━━━━━ Supplied records ━━━━━

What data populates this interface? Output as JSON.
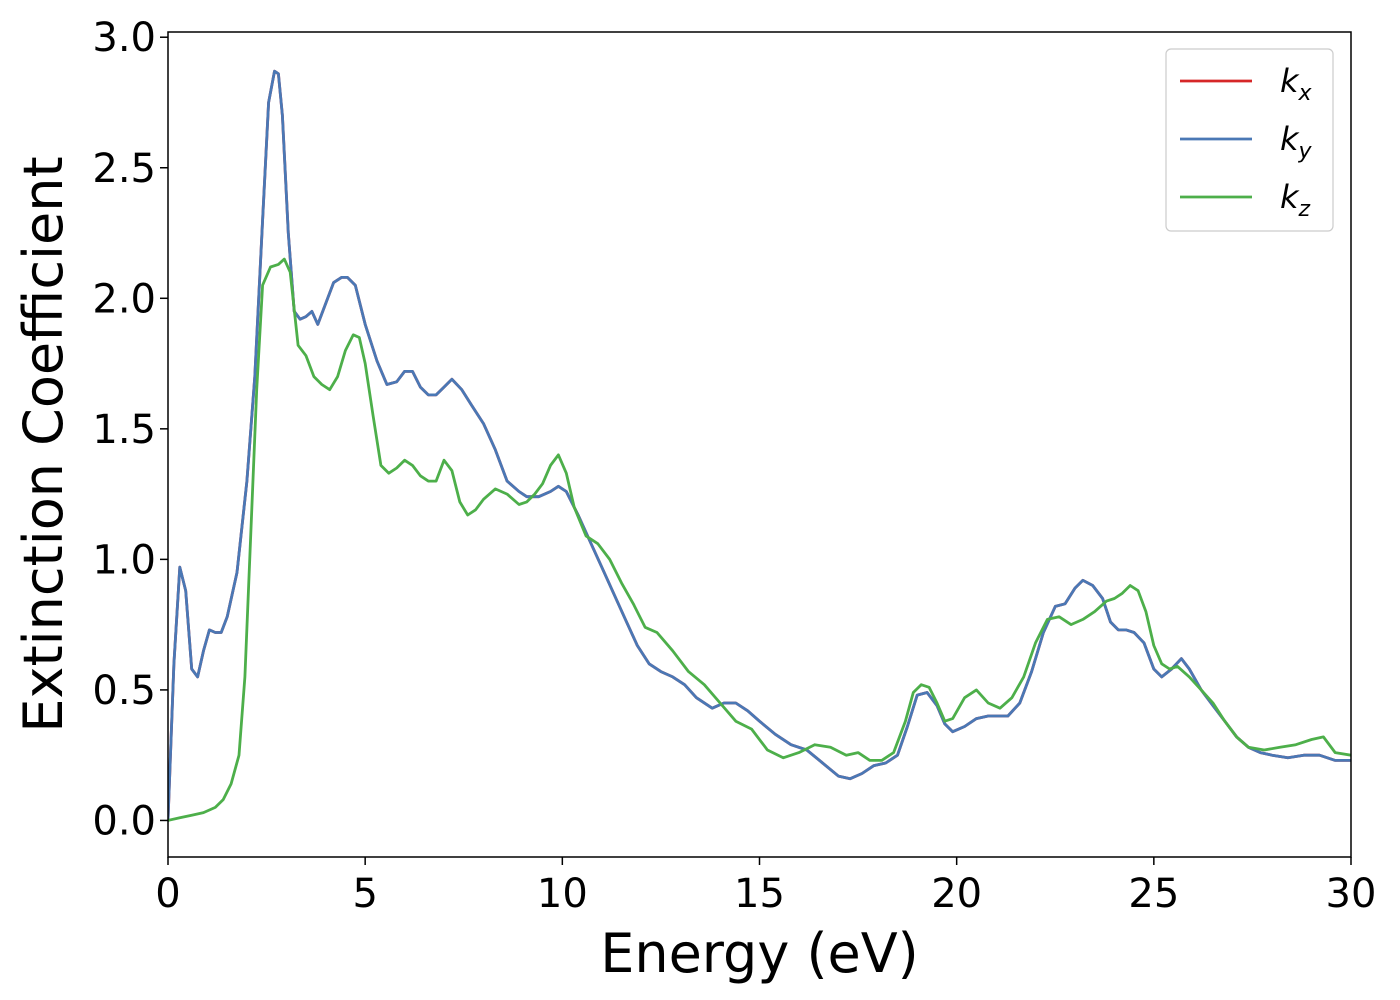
{
  "chart_data": {
    "type": "line",
    "title": "",
    "xlabel": "Energy (eV)",
    "ylabel": "Extinction Coefficient",
    "xlim": [
      0,
      30
    ],
    "ylim": [
      -0.14,
      3.02
    ],
    "xticks": [
      0,
      5,
      10,
      15,
      20,
      25,
      30
    ],
    "xtick_labels": [
      "0",
      "5",
      "10",
      "15",
      "20",
      "25",
      "30"
    ],
    "yticks": [
      0.0,
      0.5,
      1.0,
      1.5,
      2.0,
      2.5,
      3.0
    ],
    "ytick_labels": [
      "0.0",
      "0.5",
      "1.0",
      "1.5",
      "2.0",
      "2.5",
      "3.0"
    ],
    "grid": false,
    "legend_position": "top-right",
    "series": [
      {
        "name": "k",
        "subscript": "x",
        "color": "#d62728",
        "x": [
          0,
          0.15,
          0.3,
          0.45,
          0.6,
          0.75,
          0.9,
          1.05,
          1.2,
          1.35,
          1.5,
          1.75,
          2.0,
          2.2,
          2.4,
          2.55,
          2.7,
          2.8,
          2.9,
          3.05,
          3.2,
          3.35,
          3.5,
          3.65,
          3.8,
          4.0,
          4.2,
          4.4,
          4.55,
          4.75,
          5.0,
          5.3,
          5.55,
          5.8,
          6.0,
          6.2,
          6.4,
          6.6,
          6.8,
          7.0,
          7.2,
          7.45,
          7.7,
          8.0,
          8.3,
          8.6,
          8.9,
          9.1,
          9.4,
          9.7,
          9.9,
          10.1,
          10.4,
          10.7,
          11.0,
          11.3,
          11.6,
          11.9,
          12.2,
          12.5,
          12.8,
          13.1,
          13.4,
          13.8,
          14.1,
          14.4,
          14.7,
          15.0,
          15.4,
          15.8,
          16.2,
          16.6,
          17.0,
          17.3,
          17.6,
          17.9,
          18.2,
          18.5,
          18.75,
          19.0,
          19.25,
          19.5,
          19.7,
          19.9,
          20.2,
          20.5,
          20.8,
          21.0,
          21.3,
          21.6,
          21.9,
          22.2,
          22.5,
          22.75,
          23.0,
          23.2,
          23.45,
          23.7,
          23.9,
          24.1,
          24.3,
          24.5,
          24.75,
          25.0,
          25.2,
          25.45,
          25.7,
          25.9,
          26.2,
          26.5,
          26.8,
          27.1,
          27.4,
          27.7,
          28.0,
          28.4,
          28.8,
          29.2,
          29.6,
          30.0
        ],
        "values": [
          0.0,
          0.6,
          0.97,
          0.88,
          0.58,
          0.55,
          0.65,
          0.73,
          0.72,
          0.72,
          0.78,
          0.95,
          1.3,
          1.7,
          2.3,
          2.75,
          2.87,
          2.86,
          2.7,
          2.25,
          1.95,
          1.92,
          1.93,
          1.95,
          1.9,
          1.98,
          2.06,
          2.08,
          2.08,
          2.05,
          1.9,
          1.76,
          1.67,
          1.68,
          1.72,
          1.72,
          1.66,
          1.63,
          1.63,
          1.66,
          1.69,
          1.65,
          1.59,
          1.52,
          1.42,
          1.3,
          1.26,
          1.24,
          1.24,
          1.26,
          1.28,
          1.26,
          1.17,
          1.07,
          0.97,
          0.87,
          0.77,
          0.67,
          0.6,
          0.57,
          0.55,
          0.52,
          0.47,
          0.43,
          0.45,
          0.45,
          0.42,
          0.38,
          0.33,
          0.29,
          0.27,
          0.22,
          0.17,
          0.16,
          0.18,
          0.21,
          0.22,
          0.25,
          0.36,
          0.48,
          0.49,
          0.44,
          0.37,
          0.34,
          0.36,
          0.39,
          0.4,
          0.4,
          0.4,
          0.45,
          0.57,
          0.72,
          0.82,
          0.83,
          0.89,
          0.92,
          0.9,
          0.85,
          0.76,
          0.73,
          0.73,
          0.72,
          0.68,
          0.58,
          0.55,
          0.58,
          0.62,
          0.58,
          0.5,
          0.44,
          0.38,
          0.32,
          0.28,
          0.26,
          0.25,
          0.24,
          0.25,
          0.25,
          0.23,
          0.23
        ]
      },
      {
        "name": "k",
        "subscript": "y",
        "color": "#4a78b5",
        "x": [
          0,
          0.15,
          0.3,
          0.45,
          0.6,
          0.75,
          0.9,
          1.05,
          1.2,
          1.35,
          1.5,
          1.75,
          2.0,
          2.2,
          2.4,
          2.55,
          2.7,
          2.8,
          2.9,
          3.05,
          3.2,
          3.35,
          3.5,
          3.65,
          3.8,
          4.0,
          4.2,
          4.4,
          4.55,
          4.75,
          5.0,
          5.3,
          5.55,
          5.8,
          6.0,
          6.2,
          6.4,
          6.6,
          6.8,
          7.0,
          7.2,
          7.45,
          7.7,
          8.0,
          8.3,
          8.6,
          8.9,
          9.1,
          9.4,
          9.7,
          9.9,
          10.1,
          10.4,
          10.7,
          11.0,
          11.3,
          11.6,
          11.9,
          12.2,
          12.5,
          12.8,
          13.1,
          13.4,
          13.8,
          14.1,
          14.4,
          14.7,
          15.0,
          15.4,
          15.8,
          16.2,
          16.6,
          17.0,
          17.3,
          17.6,
          17.9,
          18.2,
          18.5,
          18.75,
          19.0,
          19.25,
          19.5,
          19.7,
          19.9,
          20.2,
          20.5,
          20.8,
          21.0,
          21.3,
          21.6,
          21.9,
          22.2,
          22.5,
          22.75,
          23.0,
          23.2,
          23.45,
          23.7,
          23.9,
          24.1,
          24.3,
          24.5,
          24.75,
          25.0,
          25.2,
          25.45,
          25.7,
          25.9,
          26.2,
          26.5,
          26.8,
          27.1,
          27.4,
          27.7,
          28.0,
          28.4,
          28.8,
          29.2,
          29.6,
          30.0
        ],
        "values": [
          0.0,
          0.6,
          0.97,
          0.88,
          0.58,
          0.55,
          0.65,
          0.73,
          0.72,
          0.72,
          0.78,
          0.95,
          1.3,
          1.7,
          2.3,
          2.75,
          2.87,
          2.86,
          2.7,
          2.25,
          1.95,
          1.92,
          1.93,
          1.95,
          1.9,
          1.98,
          2.06,
          2.08,
          2.08,
          2.05,
          1.9,
          1.76,
          1.67,
          1.68,
          1.72,
          1.72,
          1.66,
          1.63,
          1.63,
          1.66,
          1.69,
          1.65,
          1.59,
          1.52,
          1.42,
          1.3,
          1.26,
          1.24,
          1.24,
          1.26,
          1.28,
          1.26,
          1.17,
          1.07,
          0.97,
          0.87,
          0.77,
          0.67,
          0.6,
          0.57,
          0.55,
          0.52,
          0.47,
          0.43,
          0.45,
          0.45,
          0.42,
          0.38,
          0.33,
          0.29,
          0.27,
          0.22,
          0.17,
          0.16,
          0.18,
          0.21,
          0.22,
          0.25,
          0.36,
          0.48,
          0.49,
          0.44,
          0.37,
          0.34,
          0.36,
          0.39,
          0.4,
          0.4,
          0.4,
          0.45,
          0.57,
          0.72,
          0.82,
          0.83,
          0.89,
          0.92,
          0.9,
          0.85,
          0.76,
          0.73,
          0.73,
          0.72,
          0.68,
          0.58,
          0.55,
          0.58,
          0.62,
          0.58,
          0.5,
          0.44,
          0.38,
          0.32,
          0.28,
          0.26,
          0.25,
          0.24,
          0.25,
          0.25,
          0.23,
          0.23
        ]
      },
      {
        "name": "k",
        "subscript": "z",
        "color": "#4daf4a",
        "x": [
          0,
          0.3,
          0.6,
          0.9,
          1.2,
          1.4,
          1.6,
          1.8,
          1.95,
          2.1,
          2.25,
          2.4,
          2.6,
          2.8,
          2.95,
          3.1,
          3.3,
          3.5,
          3.7,
          3.9,
          4.1,
          4.3,
          4.5,
          4.7,
          4.85,
          5.0,
          5.2,
          5.4,
          5.6,
          5.8,
          6.0,
          6.2,
          6.4,
          6.6,
          6.8,
          7.0,
          7.2,
          7.4,
          7.6,
          7.8,
          8.0,
          8.3,
          8.6,
          8.9,
          9.1,
          9.3,
          9.5,
          9.7,
          9.9,
          10.1,
          10.3,
          10.6,
          10.9,
          11.2,
          11.5,
          11.8,
          12.1,
          12.4,
          12.8,
          13.2,
          13.6,
          14.0,
          14.4,
          14.8,
          15.2,
          15.6,
          16.0,
          16.4,
          16.8,
          17.2,
          17.5,
          17.8,
          18.1,
          18.4,
          18.7,
          18.9,
          19.1,
          19.3,
          19.5,
          19.7,
          19.9,
          20.2,
          20.5,
          20.8,
          21.1,
          21.4,
          21.7,
          22.0,
          22.3,
          22.6,
          22.9,
          23.2,
          23.5,
          23.8,
          24.0,
          24.2,
          24.4,
          24.6,
          24.8,
          25.0,
          25.2,
          25.4,
          25.6,
          25.9,
          26.2,
          26.5,
          26.8,
          27.1,
          27.4,
          27.8,
          28.2,
          28.6,
          29.0,
          29.3,
          29.6,
          30.0
        ],
        "values": [
          0.0,
          0.01,
          0.02,
          0.03,
          0.05,
          0.08,
          0.14,
          0.25,
          0.55,
          1.1,
          1.65,
          2.05,
          2.12,
          2.13,
          2.15,
          2.1,
          1.82,
          1.78,
          1.7,
          1.67,
          1.65,
          1.7,
          1.8,
          1.86,
          1.85,
          1.75,
          1.55,
          1.36,
          1.33,
          1.35,
          1.38,
          1.36,
          1.32,
          1.3,
          1.3,
          1.38,
          1.34,
          1.22,
          1.17,
          1.19,
          1.23,
          1.27,
          1.25,
          1.21,
          1.22,
          1.25,
          1.29,
          1.36,
          1.4,
          1.33,
          1.2,
          1.09,
          1.06,
          1.0,
          0.91,
          0.83,
          0.74,
          0.72,
          0.65,
          0.57,
          0.52,
          0.45,
          0.38,
          0.35,
          0.27,
          0.24,
          0.26,
          0.29,
          0.28,
          0.25,
          0.26,
          0.23,
          0.23,
          0.26,
          0.38,
          0.49,
          0.52,
          0.51,
          0.45,
          0.38,
          0.39,
          0.47,
          0.5,
          0.45,
          0.43,
          0.47,
          0.55,
          0.68,
          0.77,
          0.78,
          0.75,
          0.77,
          0.8,
          0.84,
          0.85,
          0.87,
          0.9,
          0.88,
          0.8,
          0.67,
          0.6,
          0.58,
          0.59,
          0.55,
          0.5,
          0.45,
          0.38,
          0.32,
          0.28,
          0.27,
          0.28,
          0.29,
          0.31,
          0.32,
          0.26,
          0.25
        ]
      }
    ]
  }
}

━━━━━

Given exercise: Determine the number of lines containing "color". Write only that number.

Written solution: 3